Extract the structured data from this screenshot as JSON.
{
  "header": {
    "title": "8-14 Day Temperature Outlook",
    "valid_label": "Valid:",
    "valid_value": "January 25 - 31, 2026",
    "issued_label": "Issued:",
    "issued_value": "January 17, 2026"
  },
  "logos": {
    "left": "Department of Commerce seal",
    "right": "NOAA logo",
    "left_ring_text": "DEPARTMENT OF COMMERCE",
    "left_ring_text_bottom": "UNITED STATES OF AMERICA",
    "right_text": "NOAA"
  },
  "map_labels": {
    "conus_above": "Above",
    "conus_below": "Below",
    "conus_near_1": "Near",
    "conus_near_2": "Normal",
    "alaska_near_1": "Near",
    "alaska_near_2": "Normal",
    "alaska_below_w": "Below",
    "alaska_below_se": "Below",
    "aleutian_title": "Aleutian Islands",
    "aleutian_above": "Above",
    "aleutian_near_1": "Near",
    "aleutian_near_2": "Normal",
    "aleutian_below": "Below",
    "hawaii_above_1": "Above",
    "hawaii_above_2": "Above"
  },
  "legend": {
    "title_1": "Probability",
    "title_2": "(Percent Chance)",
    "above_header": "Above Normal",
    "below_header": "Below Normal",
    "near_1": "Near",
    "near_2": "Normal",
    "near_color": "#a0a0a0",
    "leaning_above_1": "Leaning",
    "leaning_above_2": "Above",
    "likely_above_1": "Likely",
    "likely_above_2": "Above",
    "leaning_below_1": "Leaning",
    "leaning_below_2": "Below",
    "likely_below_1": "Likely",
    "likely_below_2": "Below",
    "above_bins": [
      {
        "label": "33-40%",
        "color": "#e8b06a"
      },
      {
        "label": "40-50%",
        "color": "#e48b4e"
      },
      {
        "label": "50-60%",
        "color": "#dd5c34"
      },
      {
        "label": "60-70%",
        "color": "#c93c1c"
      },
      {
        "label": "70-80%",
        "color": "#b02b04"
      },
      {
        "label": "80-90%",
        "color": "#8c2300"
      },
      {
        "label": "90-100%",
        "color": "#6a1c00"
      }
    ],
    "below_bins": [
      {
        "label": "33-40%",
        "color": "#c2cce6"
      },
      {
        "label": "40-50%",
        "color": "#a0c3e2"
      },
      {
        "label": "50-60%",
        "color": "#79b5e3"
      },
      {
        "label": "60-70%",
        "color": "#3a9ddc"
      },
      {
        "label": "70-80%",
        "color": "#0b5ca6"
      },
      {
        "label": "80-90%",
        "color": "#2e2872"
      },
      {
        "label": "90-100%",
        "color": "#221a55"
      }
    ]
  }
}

■ PROBLEM REQUIREMENTS ■
Return every entry verbatim.

■ SOLVED PROBLEM ■
Extract the structured data from this screenshot as JSON.
{
  "header": {
    "title": "8-14 Day Temperature Outlook",
    "valid_label": "Valid:",
    "valid_value": "January 25 - 31, 2026",
    "issued_label": "Issued:",
    "issued_value": "January 17, 2026"
  },
  "logos": {
    "left": "Department of Commerce seal",
    "right": "NOAA logo",
    "left_ring_text": "DEPARTMENT OF COMMERCE",
    "left_ring_text_bottom": "UNITED STATES OF AMERICA",
    "right_text": "NOAA"
  },
  "map_labels": {
    "conus_above": "Above",
    "conus_below": "Below",
    "conus_near_1": "Near",
    "conus_near_2": "Normal",
    "alaska_near_1": "Near",
    "alaska_near_2": "Normal",
    "alaska_below_w": "Below",
    "alaska_below_se": "Below",
    "aleutian_title": "Aleutian Islands",
    "aleutian_above": "Above",
    "aleutian_near_1": "Near",
    "aleutian_near_2": "Normal",
    "aleutian_below": "Below",
    "hawaii_above_1": "Above",
    "hawaii_above_2": "Above"
  },
  "legend": {
    "title_1": "Probability",
    "title_2": "(Percent Chance)",
    "above_header": "Above Normal",
    "below_header": "Below Normal",
    "near_1": "Near",
    "near_2": "Normal",
    "near_color": "#a0a0a0",
    "leaning_above_1": "Leaning",
    "leaning_above_2": "Above",
    "likely_above_1": "Likely",
    "likely_above_2": "Above",
    "leaning_below_1": "Leaning",
    "leaning_below_2": "Below",
    "likely_below_1": "Likely",
    "likely_below_2": "Below",
    "above_bins": [
      {
        "label": "33-40%",
        "color": "#e8b06a"
      },
      {
        "label": "40-50%",
        "color": "#e48b4e"
      },
      {
        "label": "50-60%",
        "color": "#dd5c34"
      },
      {
        "label": "60-70%",
        "color": "#c93c1c"
      },
      {
        "label": "70-80%",
        "color": "#b02b04"
      },
      {
        "label": "80-90%",
        "color": "#8c2300"
      },
      {
        "label": "90-100%",
        "color": "#6a1c00"
      }
    ],
    "below_bins": [
      {
        "label": "33-40%",
        "color": "#c2cce6"
      },
      {
        "label": "40-50%",
        "color": "#a0c3e2"
      },
      {
        "label": "50-60%",
        "color": "#79b5e3"
      },
      {
        "label": "60-70%",
        "color": "#3a9ddc"
      },
      {
        "label": "70-80%",
        "color": "#0b5ca6"
      },
      {
        "label": "80-90%",
        "color": "#2e2872"
      },
      {
        "label": "90-100%",
        "color": "#221a55"
      }
    ]
  }
}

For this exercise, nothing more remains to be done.